Start
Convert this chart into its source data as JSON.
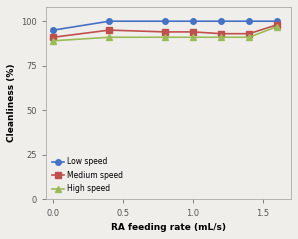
{
  "x": [
    0,
    0.4,
    0.8,
    1.0,
    1.2,
    1.4,
    1.6
  ],
  "low_speed": [
    95,
    100,
    100,
    100,
    100,
    100,
    100
  ],
  "medium_speed": [
    91,
    95,
    94,
    94,
    93,
    93,
    98
  ],
  "high_speed": [
    89,
    91,
    91,
    91,
    91,
    91,
    97
  ],
  "low_color": "#4472c4",
  "medium_color": "#c0504d",
  "high_color": "#9bbb59",
  "xlabel": "RA feeding rate (mL/s)",
  "ylabel": "Cleanliness (%)",
  "xlim": [
    -0.05,
    1.7
  ],
  "ylim": [
    0,
    108
  ],
  "yticks": [
    0,
    25,
    50,
    75,
    100
  ],
  "xticks": [
    0,
    0.5,
    1.0,
    1.5
  ],
  "legend_labels": [
    "Low speed",
    "Medium speed",
    "High speed"
  ],
  "low_marker": "o",
  "medium_marker": "s",
  "high_marker": "^",
  "marker_size": 4,
  "linewidth": 1.2,
  "bg_color": "#f0eeea"
}
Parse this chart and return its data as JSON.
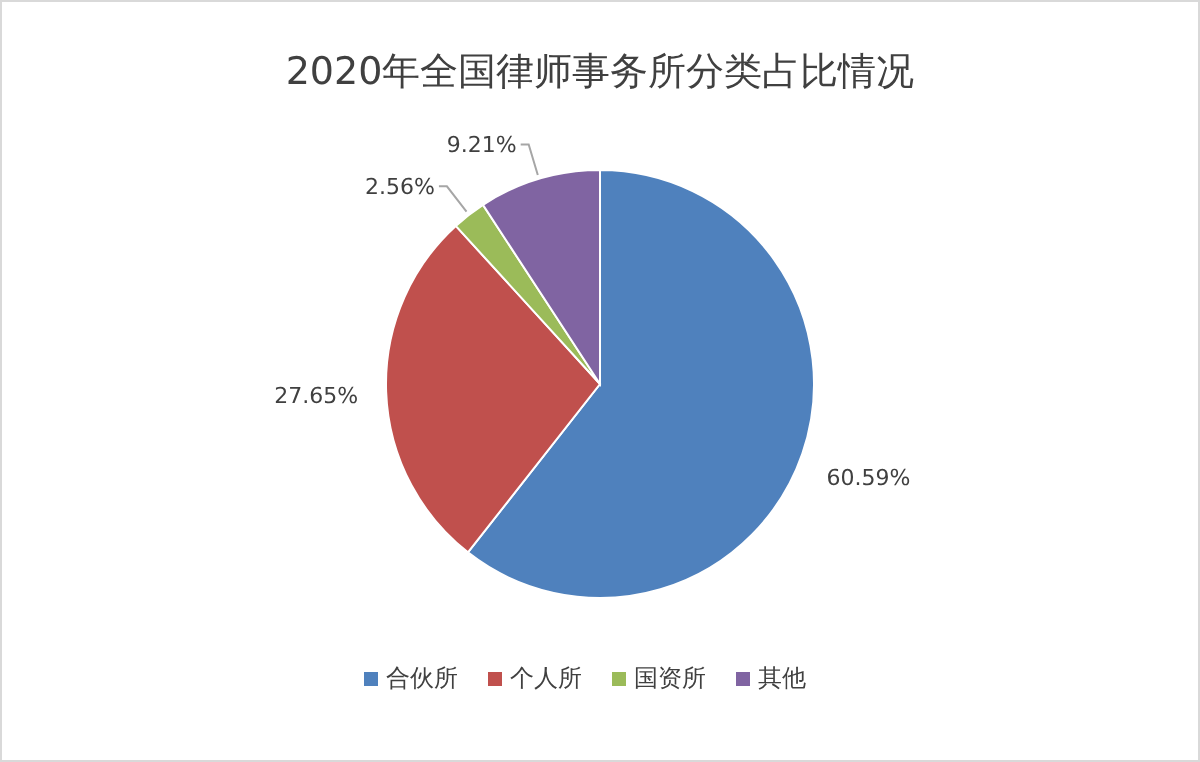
{
  "chart_data": {
    "type": "pie",
    "title": "2020年全国律师事务所分类占比情况",
    "categories": [
      "合伙所",
      "个人所",
      "国资所",
      "其他"
    ],
    "values": [
      60.59,
      27.65,
      2.56,
      9.21
    ],
    "value_labels": [
      "60.59%",
      "27.65%",
      "2.56%",
      "9.21%"
    ],
    "colors": [
      "#4f81bd",
      "#c0504d",
      "#9bbb59",
      "#8064a2"
    ],
    "legend": "bottom"
  }
}
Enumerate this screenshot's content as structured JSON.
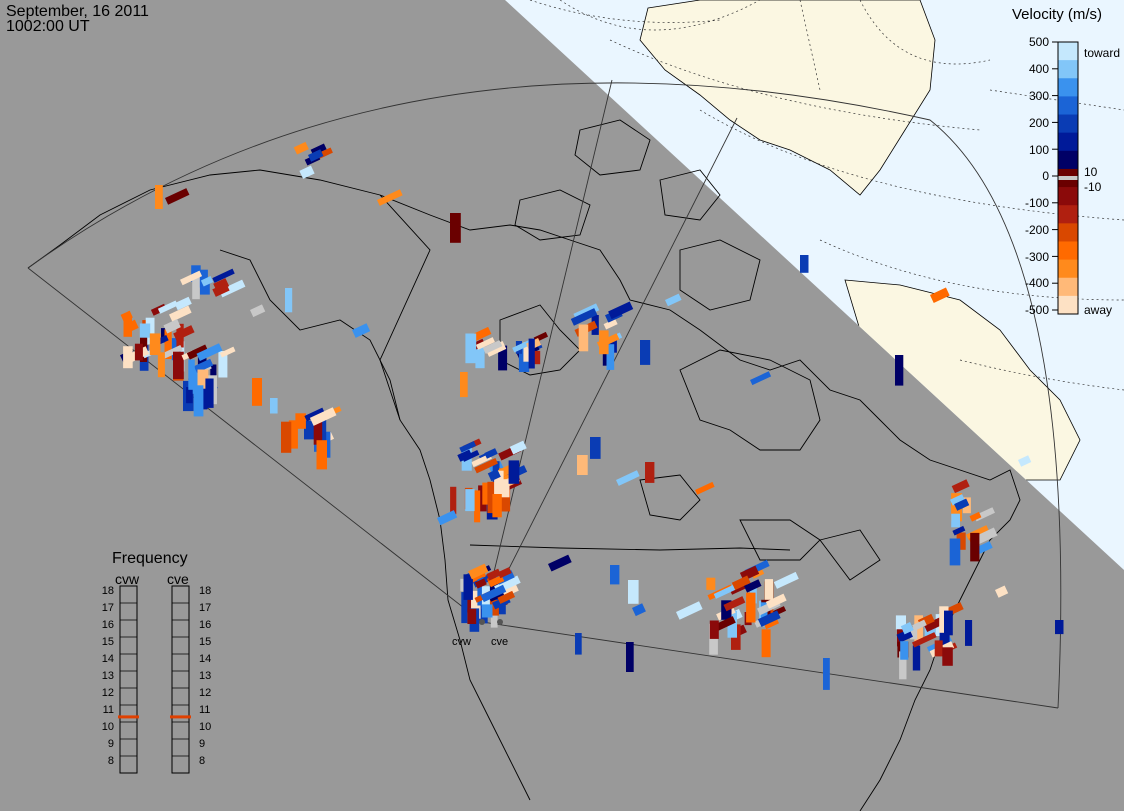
{
  "header": {
    "date": "September, 16 2011",
    "time": "1002:00 UT"
  },
  "colorbar": {
    "title": "Velocity (m/s)",
    "ticks": [
      "500",
      "400",
      "300",
      "200",
      "100",
      "0",
      "-100",
      "-200",
      "-300",
      "-400",
      "-500"
    ],
    "inner_ticks": [
      "10",
      "-10"
    ],
    "toward_label": "toward",
    "away_label": "away",
    "colors": [
      "#fde1c4",
      "#ffb978",
      "#ff8a1c",
      "#ff6a00",
      "#d94800",
      "#b02010",
      "#8b0a0a",
      "#6a0000",
      "#000066",
      "#001a99",
      "#0a3cb4",
      "#1b64d6",
      "#3a92ee",
      "#82c6f8",
      "#c5e8fd"
    ],
    "zero_color": "#c8c8c8"
  },
  "frequency": {
    "title": "Frequency",
    "radars": [
      {
        "code": "cvw",
        "value": 10.8
      },
      {
        "code": "cve",
        "value": 10.8
      }
    ],
    "scale": [
      "18",
      "17",
      "16",
      "15",
      "14",
      "13",
      "12",
      "11",
      "10",
      "9",
      "8"
    ],
    "indicator_color": "#e04000"
  },
  "map": {
    "sites": [
      {
        "code": "cvw"
      },
      {
        "code": "cve"
      }
    ],
    "colors": {
      "background": "#999999",
      "ocean": "#eaf6ff",
      "land_outside": "#fbf7e2",
      "coast": "#000000"
    }
  }
}
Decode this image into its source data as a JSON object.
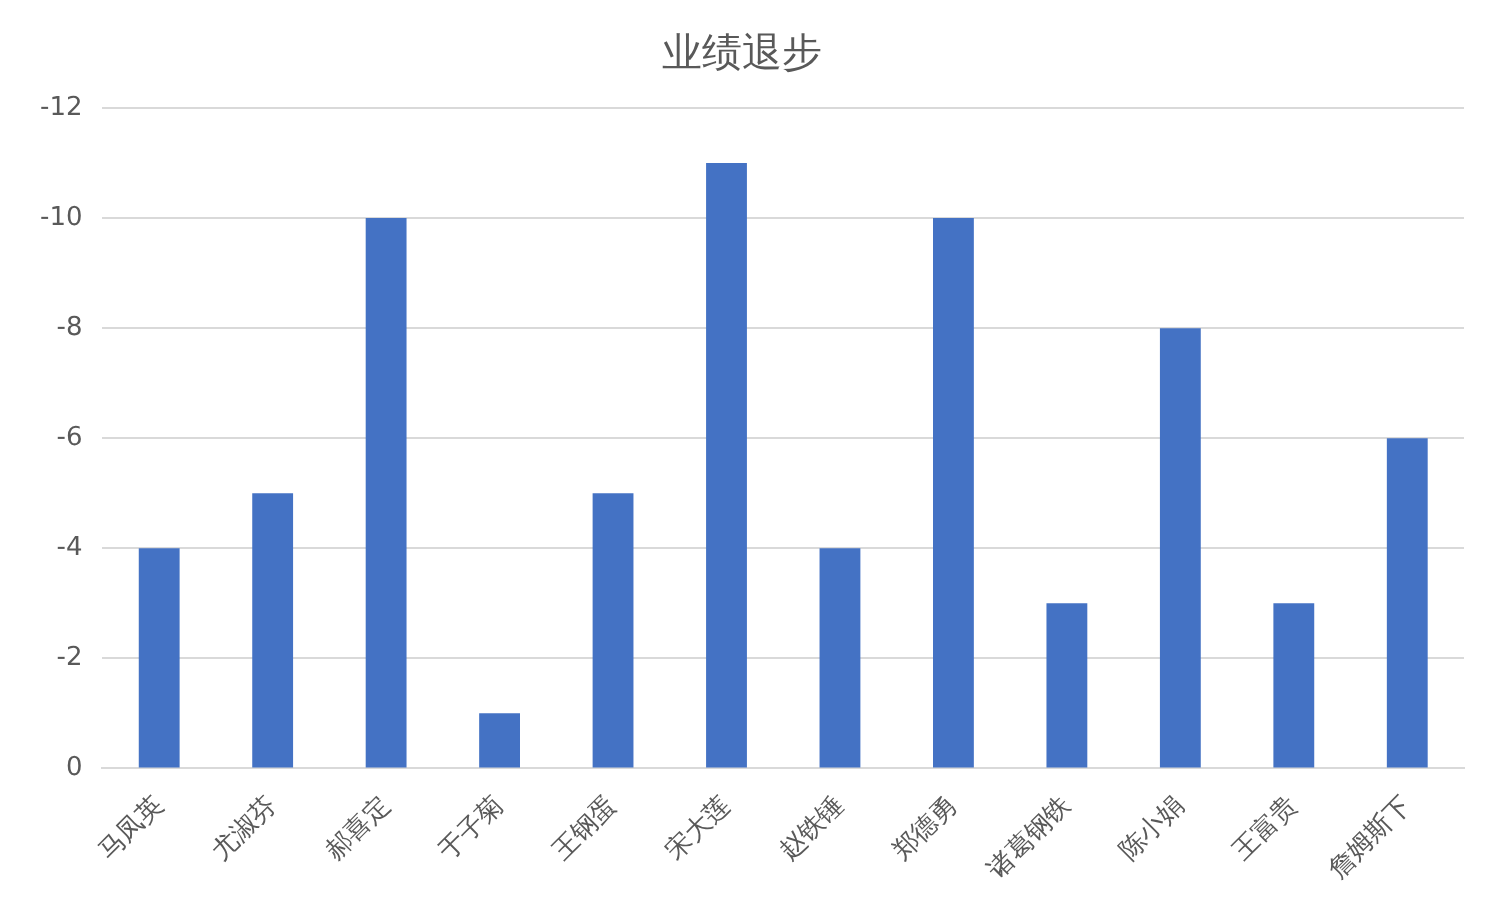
{
  "chart_data": {
    "type": "bar",
    "title": "业绩退步",
    "categories": [
      "马凤英",
      "尤淑芬",
      "郝喜定",
      "于子菊",
      "王钢蛋",
      "宋大莲",
      "赵铁锤",
      "郑德勇",
      "诸葛钢铁",
      "陈小娟",
      "王富贵",
      "詹姆斯下"
    ],
    "values": [
      -4,
      -5,
      -10,
      -1,
      -5,
      -11,
      -4,
      -10,
      -3,
      -8,
      -3,
      -6
    ],
    "color": "#4472c4",
    "ylim": [
      0,
      -12
    ],
    "yticks": [
      0,
      -2,
      -4,
      -6,
      -8,
      -10,
      -12
    ],
    "grid": "y",
    "legend": false
  }
}
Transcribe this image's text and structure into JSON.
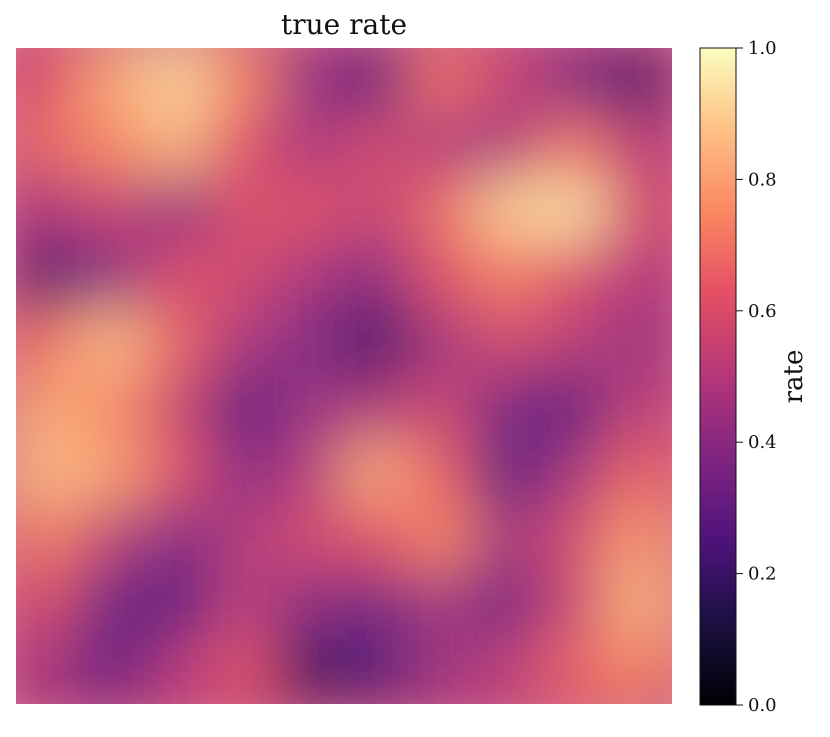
{
  "chart_data": {
    "type": "heatmap",
    "title": "true rate",
    "colormap": "magma",
    "vmin": 0.0,
    "vmax": 1.0,
    "colorbar": {
      "label": "rate",
      "ticks": [
        "0.0",
        "0.2",
        "0.4",
        "0.6",
        "0.8",
        "1.0"
      ],
      "tick_values": [
        0.0,
        0.2,
        0.4,
        0.6,
        0.8,
        1.0
      ]
    },
    "grid_rows": 10,
    "grid_cols": 10,
    "values": [
      [
        0.62,
        0.82,
        0.92,
        0.74,
        0.42,
        0.28,
        0.7,
        0.55,
        0.38,
        0.22
      ],
      [
        0.68,
        0.75,
        0.85,
        0.62,
        0.48,
        0.58,
        0.5,
        0.48,
        0.7,
        0.52
      ],
      [
        0.48,
        0.55,
        0.42,
        0.6,
        0.62,
        0.55,
        0.68,
        0.9,
        0.94,
        0.6
      ],
      [
        0.22,
        0.4,
        0.6,
        0.58,
        0.48,
        0.4,
        0.62,
        0.72,
        0.62,
        0.5
      ],
      [
        0.7,
        0.86,
        0.66,
        0.48,
        0.38,
        0.2,
        0.46,
        0.58,
        0.52,
        0.44
      ],
      [
        0.82,
        0.76,
        0.56,
        0.28,
        0.44,
        0.48,
        0.56,
        0.36,
        0.28,
        0.52
      ],
      [
        0.86,
        0.8,
        0.62,
        0.4,
        0.5,
        0.82,
        0.66,
        0.26,
        0.46,
        0.66
      ],
      [
        0.72,
        0.52,
        0.38,
        0.5,
        0.58,
        0.62,
        0.74,
        0.46,
        0.58,
        0.78
      ],
      [
        0.58,
        0.32,
        0.28,
        0.52,
        0.4,
        0.36,
        0.46,
        0.34,
        0.56,
        0.84
      ],
      [
        0.46,
        0.3,
        0.5,
        0.62,
        0.18,
        0.24,
        0.44,
        0.52,
        0.66,
        0.74
      ]
    ]
  }
}
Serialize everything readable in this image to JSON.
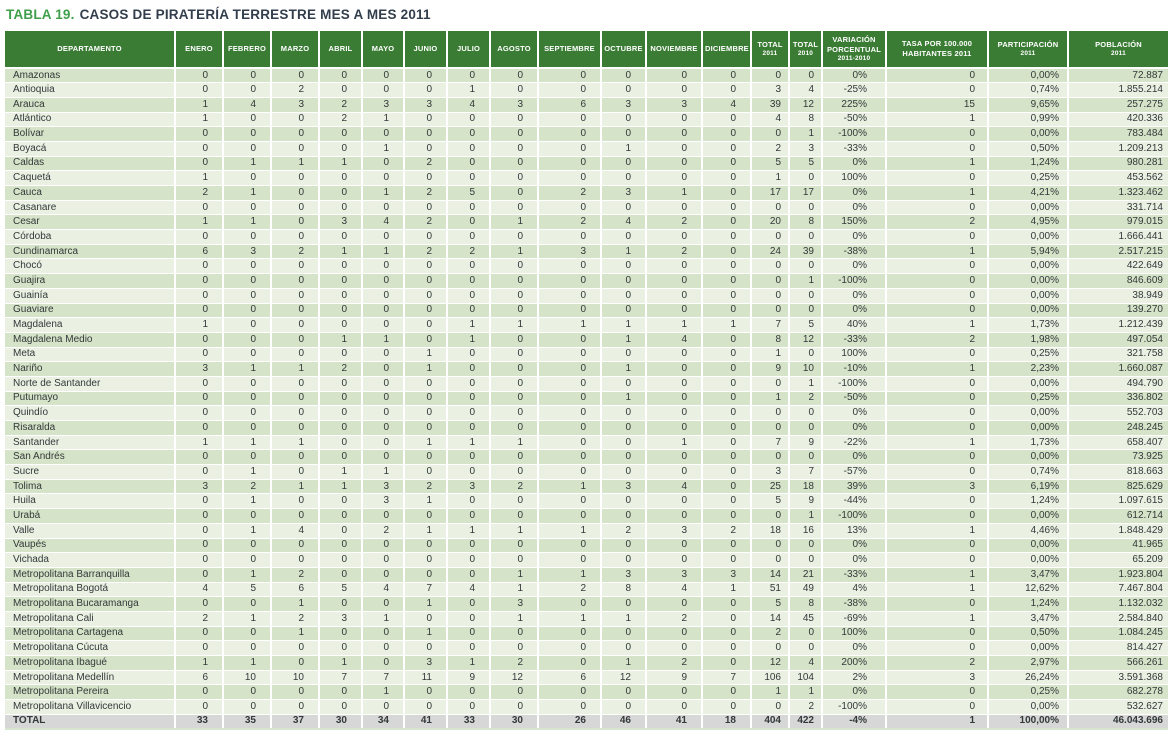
End
Provide the count, and nothing else, of lines in the data above where the word "title" occurs.

5